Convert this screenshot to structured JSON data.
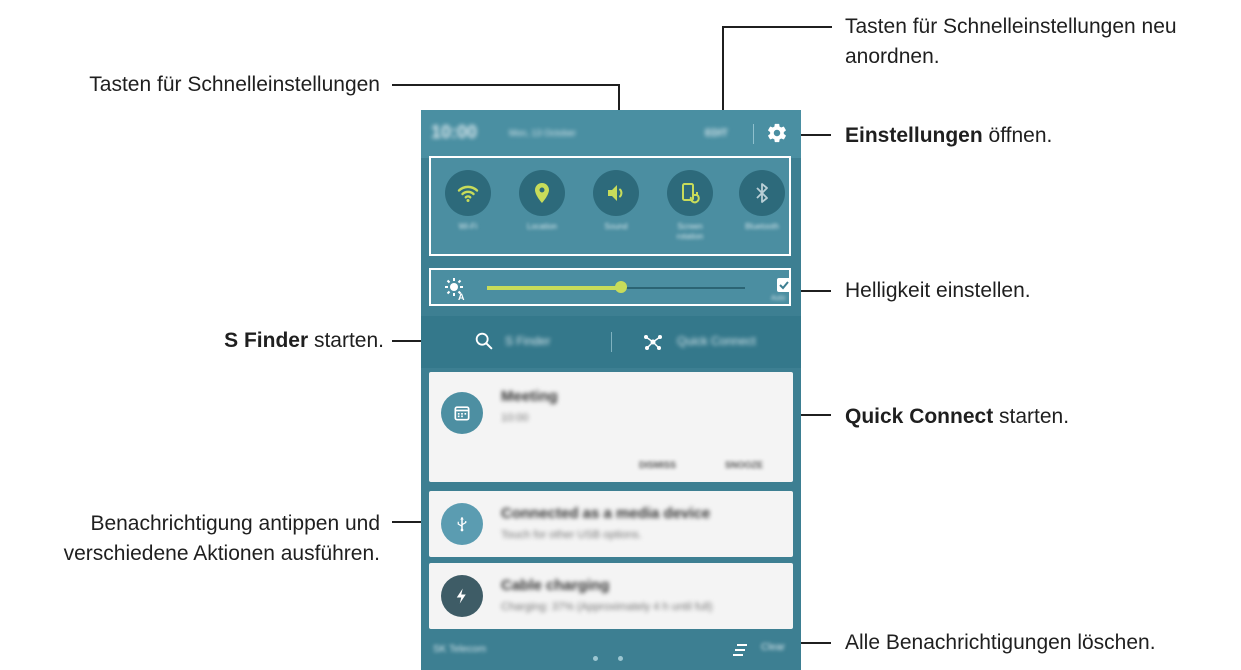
{
  "callouts": {
    "qs_rearrange_line1": "Tasten für Schnelleinstellungen neu",
    "qs_rearrange_line2": "anordnen.",
    "qs_buttons": "Tasten für Schnelleinstellungen",
    "settings_bold": "Einstellungen",
    "settings_rest": " öffnen.",
    "brightness": "Helligkeit einstellen.",
    "sfinder_bold": "S Finder",
    "sfinder_rest": " starten.",
    "qc_bold": "Quick Connect",
    "qc_rest": " starten.",
    "notif_line1": "Benachrichtigung antippen und",
    "notif_line2": "verschiedene Aktionen ausführen.",
    "clear_all": "Alle Benachrichtigungen löschen."
  },
  "phone": {
    "status": {
      "time": "10:00",
      "date": "Mon, 13 October",
      "edit": "EDIT"
    },
    "quick_settings": [
      {
        "label": "Wi-Fi",
        "icon": "wifi-icon"
      },
      {
        "label": "Location",
        "icon": "location-icon"
      },
      {
        "label": "Sound",
        "icon": "sound-icon"
      },
      {
        "label": "Screen rotation",
        "icon": "screen-rotation-icon"
      },
      {
        "label": "Bluetooth",
        "icon": "bluetooth-icon"
      }
    ],
    "brightness": {
      "level": 0.52,
      "auto_label": "Auto"
    },
    "finder": {
      "sfinder": "S Finder",
      "quick_connect": "Quick Connect"
    },
    "notifications": [
      {
        "title": "Meeting",
        "sub": "10:00",
        "actions": [
          "DISMISS",
          "SNOOZE"
        ]
      },
      {
        "title": "Connected as a media device",
        "sub": "Touch for other USB options."
      },
      {
        "title": "Cable charging",
        "sub": "Charging: 37% (Approximately 4 h until full)"
      }
    ],
    "footer": {
      "carrier": "SK Telecom",
      "clear": "Clear"
    },
    "colors": {
      "panel": "#3d7f92",
      "accent": "#c8dc5a",
      "circle": "#2d6a7b"
    }
  }
}
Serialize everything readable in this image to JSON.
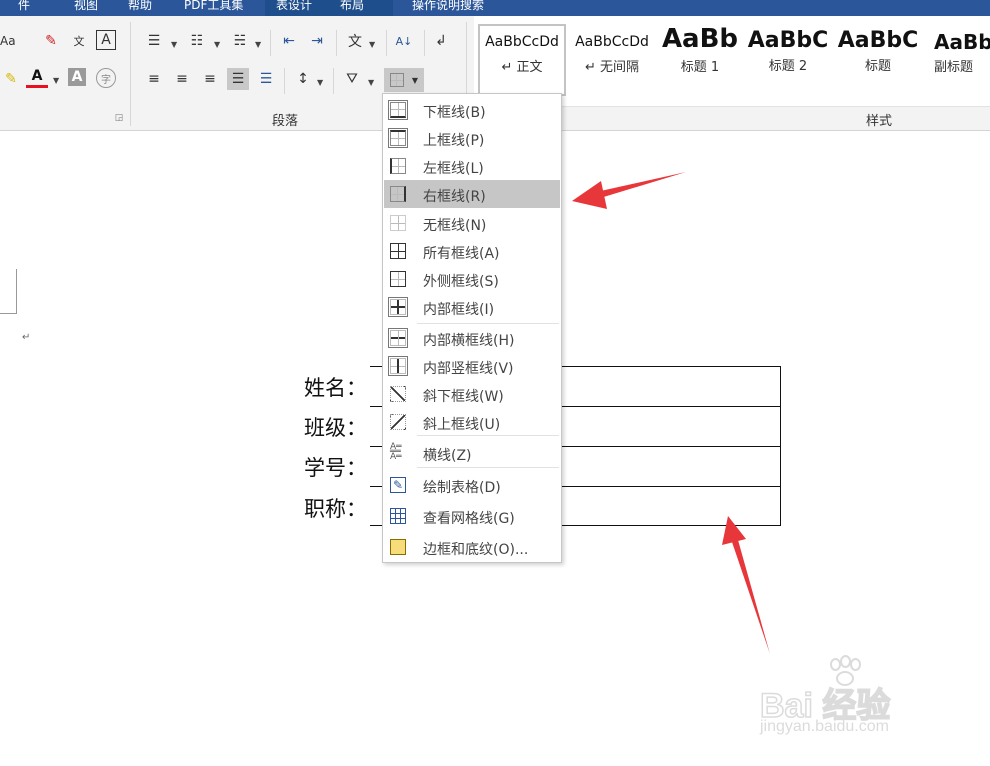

● ● ● ● ● ● ●

■ SHORT TASK ■
Scan the material above for the string "Schnelleinstellungen" and return the lines that hold it.

■ SOLUTION ■
    "qs_rearrange_line1": "Tasten für Schnelleinstellungen neu",
    "qs_buttons": "Tasten für Schnelleinstellungen",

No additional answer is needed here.